DIRECTIVE.
Below is some material; set it all down exactly, apart from the pictures.

Dataset records:
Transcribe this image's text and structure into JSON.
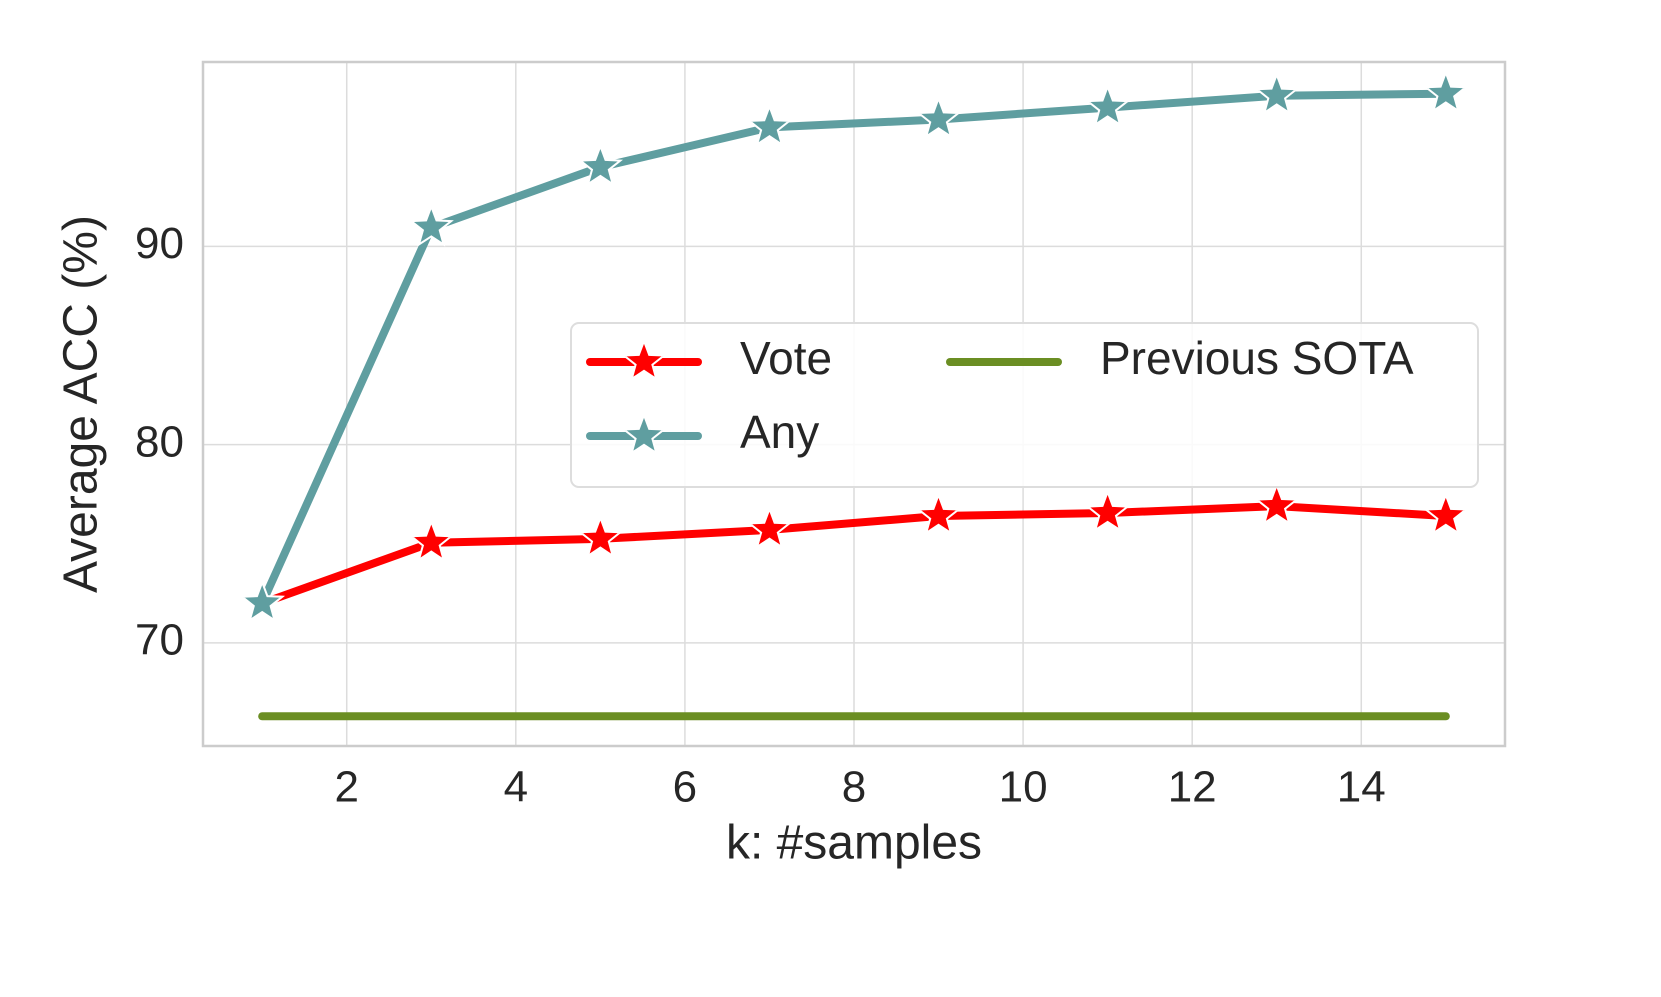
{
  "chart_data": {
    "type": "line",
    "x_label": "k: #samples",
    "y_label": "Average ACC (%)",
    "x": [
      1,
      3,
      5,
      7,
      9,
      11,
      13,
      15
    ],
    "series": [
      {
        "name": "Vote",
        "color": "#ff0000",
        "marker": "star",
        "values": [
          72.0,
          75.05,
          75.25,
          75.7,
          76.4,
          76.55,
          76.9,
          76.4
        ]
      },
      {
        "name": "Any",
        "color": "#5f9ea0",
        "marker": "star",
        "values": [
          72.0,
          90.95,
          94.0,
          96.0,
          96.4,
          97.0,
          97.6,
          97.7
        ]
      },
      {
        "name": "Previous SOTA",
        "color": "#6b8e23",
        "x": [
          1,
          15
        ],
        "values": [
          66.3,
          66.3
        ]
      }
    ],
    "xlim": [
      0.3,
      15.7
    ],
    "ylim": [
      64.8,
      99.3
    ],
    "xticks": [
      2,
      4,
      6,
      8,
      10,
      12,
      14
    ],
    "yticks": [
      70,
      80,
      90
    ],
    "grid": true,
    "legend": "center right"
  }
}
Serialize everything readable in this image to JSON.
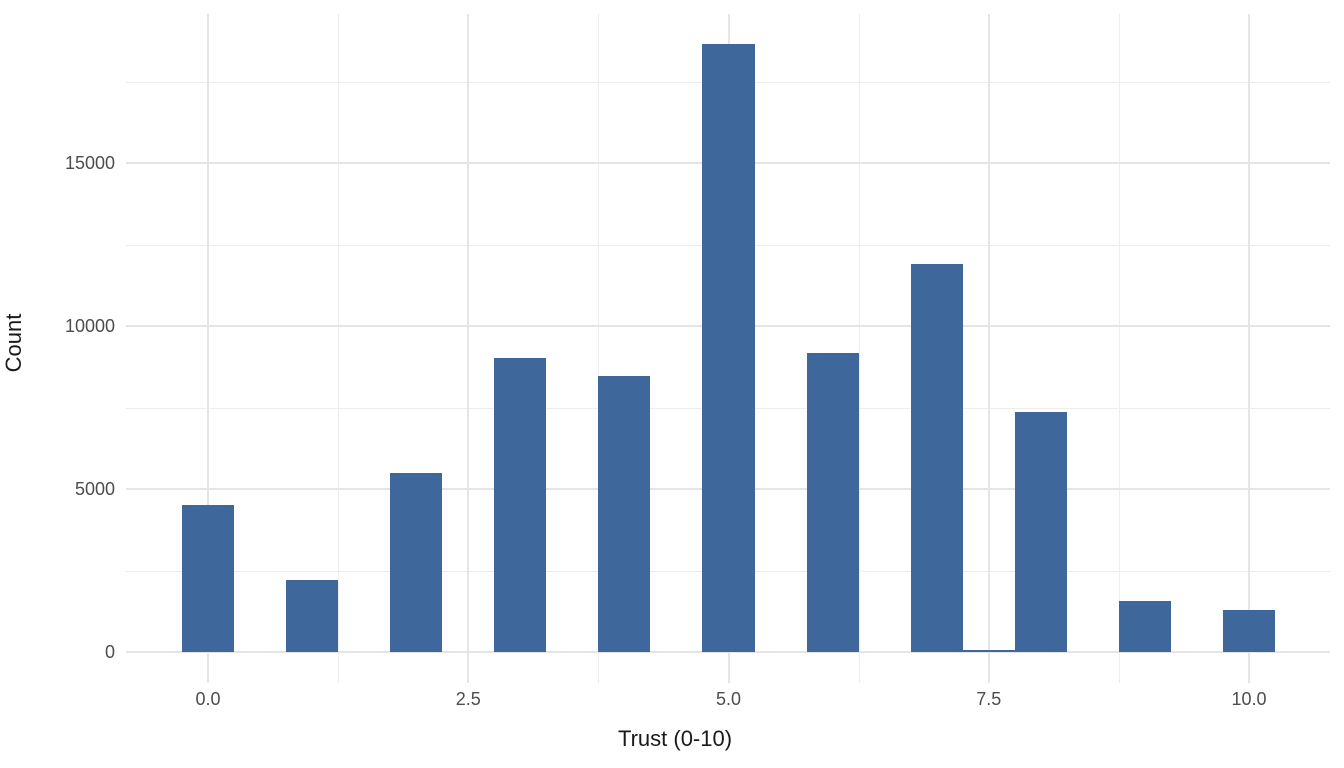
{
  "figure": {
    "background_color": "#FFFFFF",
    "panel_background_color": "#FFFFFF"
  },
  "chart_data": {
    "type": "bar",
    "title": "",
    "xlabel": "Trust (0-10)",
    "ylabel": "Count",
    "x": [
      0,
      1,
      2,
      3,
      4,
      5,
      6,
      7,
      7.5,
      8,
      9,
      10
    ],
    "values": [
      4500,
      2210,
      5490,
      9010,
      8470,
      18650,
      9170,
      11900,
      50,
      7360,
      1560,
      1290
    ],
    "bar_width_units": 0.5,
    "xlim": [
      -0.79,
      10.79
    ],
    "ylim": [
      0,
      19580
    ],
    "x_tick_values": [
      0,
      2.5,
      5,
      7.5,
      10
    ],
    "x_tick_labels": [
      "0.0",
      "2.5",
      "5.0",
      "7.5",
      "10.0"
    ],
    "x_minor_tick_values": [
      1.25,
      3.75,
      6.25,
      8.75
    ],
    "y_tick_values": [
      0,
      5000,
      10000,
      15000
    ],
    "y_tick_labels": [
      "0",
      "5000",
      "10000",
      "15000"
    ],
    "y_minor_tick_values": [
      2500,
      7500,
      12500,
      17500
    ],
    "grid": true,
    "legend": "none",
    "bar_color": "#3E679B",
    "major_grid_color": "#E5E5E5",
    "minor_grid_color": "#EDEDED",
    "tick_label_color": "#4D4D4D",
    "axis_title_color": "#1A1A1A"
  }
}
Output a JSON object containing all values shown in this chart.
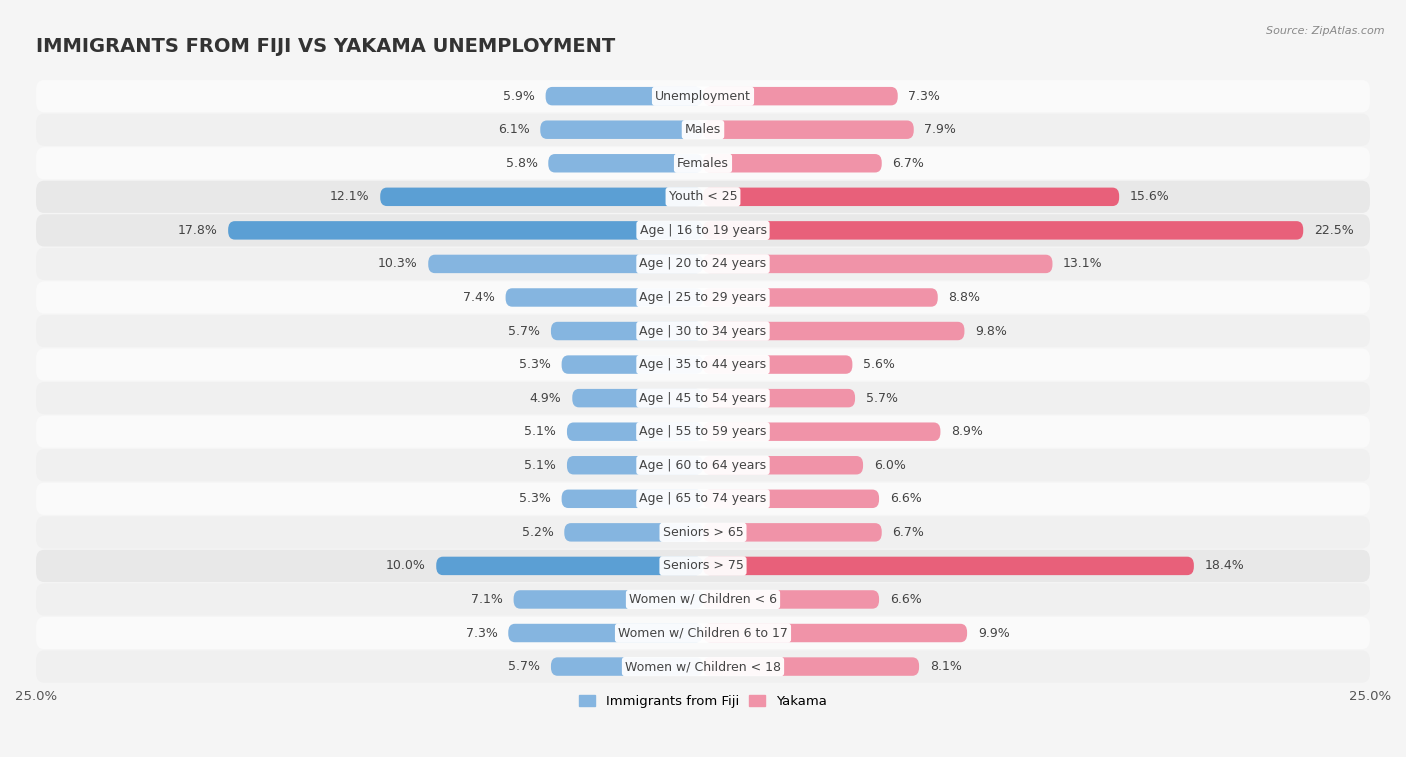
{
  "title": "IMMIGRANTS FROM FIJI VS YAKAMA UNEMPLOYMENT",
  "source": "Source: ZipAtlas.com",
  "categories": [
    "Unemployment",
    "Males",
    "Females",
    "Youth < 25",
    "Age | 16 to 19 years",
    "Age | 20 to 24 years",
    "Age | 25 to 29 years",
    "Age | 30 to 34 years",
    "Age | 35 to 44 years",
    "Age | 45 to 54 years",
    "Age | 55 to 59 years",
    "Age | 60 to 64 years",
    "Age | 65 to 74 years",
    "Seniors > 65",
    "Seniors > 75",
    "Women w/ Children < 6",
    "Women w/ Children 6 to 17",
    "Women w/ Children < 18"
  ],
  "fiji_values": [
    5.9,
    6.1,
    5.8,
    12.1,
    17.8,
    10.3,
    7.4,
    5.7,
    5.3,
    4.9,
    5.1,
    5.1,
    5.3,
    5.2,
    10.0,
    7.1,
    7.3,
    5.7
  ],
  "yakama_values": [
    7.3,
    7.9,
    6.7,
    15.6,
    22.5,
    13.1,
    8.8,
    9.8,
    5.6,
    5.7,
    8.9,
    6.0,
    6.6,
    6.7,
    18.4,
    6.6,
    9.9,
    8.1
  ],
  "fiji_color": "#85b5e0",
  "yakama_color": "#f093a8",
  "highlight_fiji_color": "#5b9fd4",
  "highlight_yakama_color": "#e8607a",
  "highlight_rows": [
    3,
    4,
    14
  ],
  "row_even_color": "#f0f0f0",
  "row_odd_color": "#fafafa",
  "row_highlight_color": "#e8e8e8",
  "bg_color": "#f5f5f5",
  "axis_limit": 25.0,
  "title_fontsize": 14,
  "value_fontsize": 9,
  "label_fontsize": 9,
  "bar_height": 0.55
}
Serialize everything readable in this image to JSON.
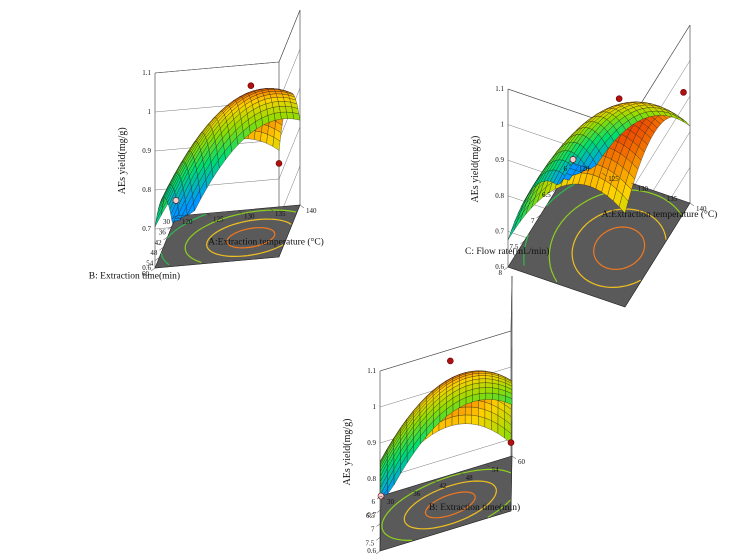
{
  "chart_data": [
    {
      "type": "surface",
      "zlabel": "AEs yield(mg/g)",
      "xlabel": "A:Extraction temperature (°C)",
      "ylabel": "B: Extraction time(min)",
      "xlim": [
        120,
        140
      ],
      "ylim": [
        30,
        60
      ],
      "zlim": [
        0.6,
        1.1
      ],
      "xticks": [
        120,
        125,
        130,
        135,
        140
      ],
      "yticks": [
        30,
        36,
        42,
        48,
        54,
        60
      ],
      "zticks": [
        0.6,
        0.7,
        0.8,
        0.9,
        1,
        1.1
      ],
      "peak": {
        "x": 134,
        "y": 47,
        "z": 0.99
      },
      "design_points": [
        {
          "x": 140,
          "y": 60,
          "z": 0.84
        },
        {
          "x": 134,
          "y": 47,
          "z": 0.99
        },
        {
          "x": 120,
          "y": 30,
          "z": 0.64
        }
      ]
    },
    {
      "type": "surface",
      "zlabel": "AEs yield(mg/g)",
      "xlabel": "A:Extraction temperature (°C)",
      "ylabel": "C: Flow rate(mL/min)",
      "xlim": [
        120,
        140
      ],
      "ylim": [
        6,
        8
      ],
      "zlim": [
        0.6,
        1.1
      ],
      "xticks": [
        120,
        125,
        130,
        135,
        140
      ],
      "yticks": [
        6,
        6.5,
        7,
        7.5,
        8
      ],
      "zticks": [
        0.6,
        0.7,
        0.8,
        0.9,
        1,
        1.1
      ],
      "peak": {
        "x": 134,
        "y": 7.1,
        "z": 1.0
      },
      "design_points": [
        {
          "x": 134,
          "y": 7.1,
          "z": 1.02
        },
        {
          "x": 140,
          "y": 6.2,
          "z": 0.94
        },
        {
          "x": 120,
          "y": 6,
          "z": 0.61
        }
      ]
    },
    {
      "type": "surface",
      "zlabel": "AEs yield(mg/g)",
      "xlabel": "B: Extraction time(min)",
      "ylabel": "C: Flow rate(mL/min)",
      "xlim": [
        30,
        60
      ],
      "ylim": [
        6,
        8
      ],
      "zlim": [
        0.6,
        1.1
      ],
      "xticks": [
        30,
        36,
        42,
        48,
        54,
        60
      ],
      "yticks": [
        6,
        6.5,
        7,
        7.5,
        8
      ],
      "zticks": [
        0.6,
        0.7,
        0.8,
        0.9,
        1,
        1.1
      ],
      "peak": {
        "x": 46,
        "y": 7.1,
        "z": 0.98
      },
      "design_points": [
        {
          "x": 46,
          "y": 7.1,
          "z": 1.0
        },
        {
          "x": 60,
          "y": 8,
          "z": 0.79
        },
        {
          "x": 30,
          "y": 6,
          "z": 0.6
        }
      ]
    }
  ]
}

RESPONSE.
Transcribe this image's text and structure into JSON.
{
  "chart_data": {
    "type": "line",
    "x_label": "k: #samples",
    "y_label": "Average ACC (%)",
    "x": [
      1,
      3,
      5,
      7,
      9,
      11,
      13,
      15
    ],
    "series": [
      {
        "name": "Vote",
        "color": "#ff0000",
        "marker": "star",
        "values": [
          72.0,
          75.05,
          75.25,
          75.7,
          76.4,
          76.55,
          76.9,
          76.4
        ]
      },
      {
        "name": "Any",
        "color": "#5f9ea0",
        "marker": "star",
        "values": [
          72.0,
          90.95,
          94.0,
          96.0,
          96.4,
          97.0,
          97.6,
          97.7
        ]
      },
      {
        "name": "Previous SOTA",
        "color": "#6b8e23",
        "x": [
          1,
          15
        ],
        "values": [
          66.3,
          66.3
        ]
      }
    ],
    "xlim": [
      0.3,
      15.7
    ],
    "ylim": [
      64.8,
      99.3
    ],
    "xticks": [
      2,
      4,
      6,
      8,
      10,
      12,
      14
    ],
    "yticks": [
      70,
      80,
      90
    ],
    "grid": true,
    "legend": "center right"
  }
}
Serialize everything readable in this image to JSON.
{
  "figure": {
    "background_color": "#FFFFFF",
    "panel_background_color": "#FFFFFF"
  },
  "chart_data": {
    "type": "bar",
    "title": "",
    "xlabel": "Trust (0-10)",
    "ylabel": "Count",
    "x": [
      0,
      1,
      2,
      3,
      4,
      5,
      6,
      7,
      7.5,
      8,
      9,
      10
    ],
    "values": [
      4500,
      2210,
      5490,
      9010,
      8470,
      18650,
      9170,
      11900,
      50,
      7360,
      1560,
      1290
    ],
    "bar_width_units": 0.5,
    "xlim": [
      -0.79,
      10.79
    ],
    "ylim": [
      0,
      19580
    ],
    "x_tick_values": [
      0,
      2.5,
      5,
      7.5,
      10
    ],
    "x_tick_labels": [
      "0.0",
      "2.5",
      "5.0",
      "7.5",
      "10.0"
    ],
    "x_minor_tick_values": [
      1.25,
      3.75,
      6.25,
      8.75
    ],
    "y_tick_values": [
      0,
      5000,
      10000,
      15000
    ],
    "y_tick_labels": [
      "0",
      "5000",
      "10000",
      "15000"
    ],
    "y_minor_tick_values": [
      2500,
      7500,
      12500,
      17500
    ],
    "grid": true,
    "legend": "none",
    "bar_color": "#3E679B",
    "major_grid_color": "#E5E5E5",
    "minor_grid_color": "#EDEDED",
    "tick_label_color": "#4D4D4D",
    "axis_title_color": "#1A1A1A"
  }
}
Output a JSON object containing all values shown in this chart.
{
  "title": "IMMIGRANTS FROM FIJI VS YAKAMA UNEMPLOYMENT",
  "source": "Source: ZipAtlas.com",
  "categories": [
    "Unemployment",
    "Males",
    "Females",
    "Youth < 25",
    "Age | 16 to 19 years",
    "Age | 20 to 24 years",
    "Age | 25 to 29 years",
    "Age | 30 to 34 years",
    "Age | 35 to 44 years",
    "Age | 45 to 54 years",
    "Age | 55 to 59 years",
    "Age | 60 to 64 years",
    "Age | 65 to 74 years",
    "Seniors > 65",
    "Seniors > 75",
    "Women w/ Children < 6",
    "Women w/ Children 6 to 17",
    "Women w/ Children < 18"
  ],
  "fiji_values": [
    5.9,
    6.1,
    5.8,
    12.1,
    17.8,
    10.3,
    7.4,
    5.7,
    5.3,
    4.9,
    5.1,
    5.1,
    5.3,
    5.2,
    10.0,
    7.1,
    7.3,
    5.7
  ],
  "yakama_values": [
    7.3,
    7.9,
    6.7,
    15.6,
    22.5,
    13.1,
    8.8,
    9.8,
    5.6,
    5.7,
    8.9,
    6.0,
    6.6,
    6.7,
    18.4,
    6.6,
    9.9,
    8.1
  ],
  "fiji_color": "#85b5e0",
  "yakama_color": "#f093a8",
  "highlight_fiji_color": "#5b9fd4",
  "highlight_yakama_color": "#e8607a",
  "highlight_rows": [
    3,
    4,
    14
  ],
  "row_even_color": "#f0f0f0",
  "row_odd_color": "#fafafa",
  "row_highlight_color": "#e8e8e8",
  "bg_color": "#f5f5f5",
  "axis_limit": 25.0,
  "title_fontsize": 14,
  "value_fontsize": 9,
  "label_fontsize": 9,
  "bar_height": 0.55
}
Serialize everything readable in this image to JSON.
{
  "chart_data": [
    {
      "type": "surface",
      "zlabel": "AEs yield(mg/g)",
      "xlabel": "A:Extraction temperature (°C)",
      "ylabel": "B: Extraction time(min)",
      "xlim": [
        120,
        140
      ],
      "ylim": [
        30,
        60
      ],
      "zlim": [
        0.6,
        1.1
      ],
      "xticks": [
        120,
        125,
        130,
        135,
        140
      ],
      "yticks": [
        30,
        36,
        42,
        48,
        54,
        60
      ],
      "zticks": [
        0.6,
        0.7,
        0.8,
        0.9,
        1,
        1.1
      ],
      "peak": {
        "x": 134,
        "y": 47,
        "z": 0.99
      },
      "design_points": [
        {
          "x": 140,
          "y": 60,
          "z": 0.84
        },
        {
          "x": 134,
          "y": 47,
          "z": 0.99
        },
        {
          "x": 120,
          "y": 30,
          "z": 0.64
        }
      ]
    },
    {
      "type": "surface",
      "zlabel": "AEs yield(mg/g)",
      "xlabel": "A:Extraction temperature (°C)",
      "ylabel": "C: Flow rate(mL/min)",
      "xlim": [
        120,
        140
      ],
      "ylim": [
        6,
        8
      ],
      "zlim": [
        0.6,
        1.1
      ],
      "xticks": [
        120,
        125,
        130,
        135,
        140
      ],
      "yticks": [
        6,
        6.5,
        7,
        7.5,
        8
      ],
      "zticks": [
        0.6,
        0.7,
        0.8,
        0.9,
        1,
        1.1
      ],
      "peak": {
        "x": 134,
        "y": 7.1,
        "z": 1.0
      },
      "design_points": [
        {
          "x": 134,
          "y": 7.1,
          "z": 1.02
        },
        {
          "x": 140,
          "y": 6.2,
          "z": 0.94
        },
        {
          "x": 120,
          "y": 6,
          "z": 0.61
        }
      ]
    },
    {
      "type": "surface",
      "zlabel": "AEs yield(mg/g)",
      "xlabel": "B: Extraction time(min)",
      "ylabel": "C: Flow rate(mL/min)",
      "xlim": [
        30,
        60
      ],
      "ylim": [
        6,
        8
      ],
      "zlim": [
        0.6,
        1.1
      ],
      "xticks": [
        30,
        36,
        42,
        48,
        54,
        60
      ],
      "yticks": [
        6,
        6.5,
        7,
        7.5,
        8
      ],
      "zticks": [
        0.6,
        0.7,
        0.8,
        0.9,
        1,
        1.1
      ],
      "peak": {
        "x": 46,
        "y": 7.1,
        "z": 0.98
      },
      "design_points": [
        {
          "x": 46,
          "y": 7.1,
          "z": 1.0
        },
        {
          "x": 60,
          "y": 8,
          "z": 0.79
        },
        {
          "x": 30,
          "y": 6,
          "z": 0.6
        }
      ]
    }
  ]
}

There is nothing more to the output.